Exercise directions
Reproduce all records verbatim.

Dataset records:
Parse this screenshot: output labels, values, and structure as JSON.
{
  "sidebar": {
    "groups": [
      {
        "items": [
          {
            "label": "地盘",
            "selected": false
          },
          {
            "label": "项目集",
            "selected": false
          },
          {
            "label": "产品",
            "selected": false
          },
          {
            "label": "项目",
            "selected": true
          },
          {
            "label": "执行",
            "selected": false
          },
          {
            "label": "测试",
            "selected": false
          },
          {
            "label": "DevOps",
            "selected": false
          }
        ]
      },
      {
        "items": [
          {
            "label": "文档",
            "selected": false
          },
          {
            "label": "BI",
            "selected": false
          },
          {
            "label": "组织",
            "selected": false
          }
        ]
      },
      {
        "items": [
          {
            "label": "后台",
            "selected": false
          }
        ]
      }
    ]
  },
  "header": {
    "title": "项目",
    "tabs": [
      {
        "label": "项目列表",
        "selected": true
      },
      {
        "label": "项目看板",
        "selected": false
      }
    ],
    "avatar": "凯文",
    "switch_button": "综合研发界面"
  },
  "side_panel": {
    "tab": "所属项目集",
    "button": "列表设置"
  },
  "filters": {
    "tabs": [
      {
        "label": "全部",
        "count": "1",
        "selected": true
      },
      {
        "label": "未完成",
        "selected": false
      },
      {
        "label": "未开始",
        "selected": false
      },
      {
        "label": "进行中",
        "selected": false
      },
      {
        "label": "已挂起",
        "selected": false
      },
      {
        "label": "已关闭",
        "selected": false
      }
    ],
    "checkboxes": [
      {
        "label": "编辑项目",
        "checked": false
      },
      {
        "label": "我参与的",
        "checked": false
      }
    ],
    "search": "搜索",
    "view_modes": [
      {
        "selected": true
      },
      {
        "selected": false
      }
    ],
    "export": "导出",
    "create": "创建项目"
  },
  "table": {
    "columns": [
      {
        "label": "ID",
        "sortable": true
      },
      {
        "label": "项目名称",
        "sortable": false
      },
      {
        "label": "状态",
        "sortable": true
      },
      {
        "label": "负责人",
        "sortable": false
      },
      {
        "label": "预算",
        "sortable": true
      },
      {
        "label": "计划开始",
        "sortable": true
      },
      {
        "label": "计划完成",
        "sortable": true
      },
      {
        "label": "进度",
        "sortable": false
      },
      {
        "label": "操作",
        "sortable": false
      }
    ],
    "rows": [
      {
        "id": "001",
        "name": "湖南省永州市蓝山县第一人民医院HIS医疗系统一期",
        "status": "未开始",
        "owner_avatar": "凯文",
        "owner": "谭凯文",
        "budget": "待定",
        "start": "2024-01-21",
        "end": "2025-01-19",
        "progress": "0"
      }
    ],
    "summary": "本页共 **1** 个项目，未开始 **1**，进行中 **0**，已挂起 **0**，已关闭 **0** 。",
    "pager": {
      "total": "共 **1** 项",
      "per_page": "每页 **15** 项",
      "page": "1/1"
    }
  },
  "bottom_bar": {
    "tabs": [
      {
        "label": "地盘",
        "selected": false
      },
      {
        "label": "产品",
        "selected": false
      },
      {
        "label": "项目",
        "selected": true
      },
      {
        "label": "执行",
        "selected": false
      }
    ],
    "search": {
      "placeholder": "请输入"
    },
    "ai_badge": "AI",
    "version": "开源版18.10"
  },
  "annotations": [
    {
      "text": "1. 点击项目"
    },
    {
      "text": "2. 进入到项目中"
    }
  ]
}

The response
Parse this screenshot: output labels, values, and structure as JSON.
{
  "sidebar": {
    "groups": [
      {
        "items": [
          {
            "label": "地盘",
            "selected": false
          },
          {
            "label": "项目集",
            "selected": false
          },
          {
            "label": "产品",
            "selected": false
          },
          {
            "label": "项目",
            "selected": true
          },
          {
            "label": "执行",
            "selected": false
          },
          {
            "label": "测试",
            "selected": false
          },
          {
            "label": "DevOps",
            "selected": false
          }
        ]
      },
      {
        "items": [
          {
            "label": "文档",
            "selected": false
          },
          {
            "label": "BI",
            "selected": false
          },
          {
            "label": "组织",
            "selected": false
          }
        ]
      },
      {
        "items": [
          {
            "label": "后台",
            "selected": false
          }
        ]
      }
    ]
  },
  "header": {
    "title": "项目",
    "tabs": [
      {
        "label": "项目列表",
        "selected": true
      },
      {
        "label": "项目看板",
        "selected": false
      }
    ],
    "avatar": "凯文",
    "switch_button": "综合研发界面"
  },
  "side_panel": {
    "tab": "所属项目集",
    "button": "列表设置"
  },
  "filters": {
    "tabs": [
      {
        "label": "全部",
        "count": "1",
        "selected": true
      },
      {
        "label": "未完成",
        "selected": false
      },
      {
        "label": "未开始",
        "selected": false
      },
      {
        "label": "进行中",
        "selected": false
      },
      {
        "label": "已挂起",
        "selected": false
      },
      {
        "label": "已关闭",
        "selected": false
      }
    ],
    "checkboxes": [
      {
        "label": "编辑项目",
        "checked": false
      },
      {
        "label": "我参与的",
        "checked": false
      }
    ],
    "search": "搜索",
    "view_modes": [
      {
        "selected": true
      },
      {
        "selected": false
      }
    ],
    "export": "导出",
    "create": "创建项目"
  },
  "table": {
    "columns": [
      {
        "label": "ID",
        "sortable": true
      },
      {
        "label": "项目名称",
        "sortable": false
      },
      {
        "label": "状态",
        "sortable": true
      },
      {
        "label": "负责人",
        "sortable": false
      },
      {
        "label": "预算",
        "sortable": true
      },
      {
        "label": "计划开始",
        "sortable": true
      },
      {
        "label": "计划完成",
        "sortable": true
      },
      {
        "label": "进度",
        "sortable": false
      },
      {
        "label": "操作",
        "sortable": false
      }
    ],
    "rows": [
      {
        "id": "001",
        "name": "湖南省永州市蓝山县第一人民医院HIS医疗系统一期",
        "status": "未开始",
        "owner_avatar": "凯文",
        "owner": "谭凯文",
        "budget": "待定",
        "start": "2024-01-21",
        "end": "2025-01-19",
        "progress": "0"
      }
    ],
    "summary": "本页共 **1** 个项目，未开始 **1**，进行中 **0**，已挂起 **0**，已关闭 **0** 。",
    "pager": {
      "total": "共 **1** 项",
      "per_page": "每页 **15** 项",
      "page": "1/1"
    }
  },
  "bottom_bar": {
    "tabs": [
      {
        "label": "地盘",
        "selected": false
      },
      {
        "label": "产品",
        "selected": false
      },
      {
        "label": "项目",
        "selected": true
      },
      {
        "label": "执行",
        "selected": false
      }
    ],
    "search": {
      "placeholder": "请输入"
    },
    "ai_badge": "AI",
    "version": "开源版18.10"
  },
  "annotations": [
    {
      "text": "1. 点击项目"
    },
    {
      "text": "2. 进入到项目中"
    }
  ]
}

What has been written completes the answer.